* [PROBLEM DETAILS]
Give the number of lines in the data that hold the string "xxxx". Nothing else is needed.

──────────────────────────────

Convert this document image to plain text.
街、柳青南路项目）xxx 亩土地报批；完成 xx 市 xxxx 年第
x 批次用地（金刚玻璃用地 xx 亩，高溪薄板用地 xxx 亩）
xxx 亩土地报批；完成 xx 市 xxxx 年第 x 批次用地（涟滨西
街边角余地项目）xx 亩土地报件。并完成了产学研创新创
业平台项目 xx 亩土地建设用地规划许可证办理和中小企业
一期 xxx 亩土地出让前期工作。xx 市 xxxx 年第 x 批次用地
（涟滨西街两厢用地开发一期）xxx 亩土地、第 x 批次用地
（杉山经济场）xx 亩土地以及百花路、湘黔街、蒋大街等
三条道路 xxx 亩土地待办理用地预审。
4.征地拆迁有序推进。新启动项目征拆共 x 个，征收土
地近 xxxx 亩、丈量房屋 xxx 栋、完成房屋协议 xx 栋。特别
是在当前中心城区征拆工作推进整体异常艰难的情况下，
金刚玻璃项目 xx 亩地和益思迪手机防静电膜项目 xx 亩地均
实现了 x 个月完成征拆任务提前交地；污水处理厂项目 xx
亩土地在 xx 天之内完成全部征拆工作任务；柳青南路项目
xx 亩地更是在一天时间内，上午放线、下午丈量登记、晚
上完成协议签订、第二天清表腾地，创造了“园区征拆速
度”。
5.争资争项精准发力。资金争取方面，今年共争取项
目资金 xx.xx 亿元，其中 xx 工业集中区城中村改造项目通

──────────────────────────────

* [EXPECTED ANSWER]
4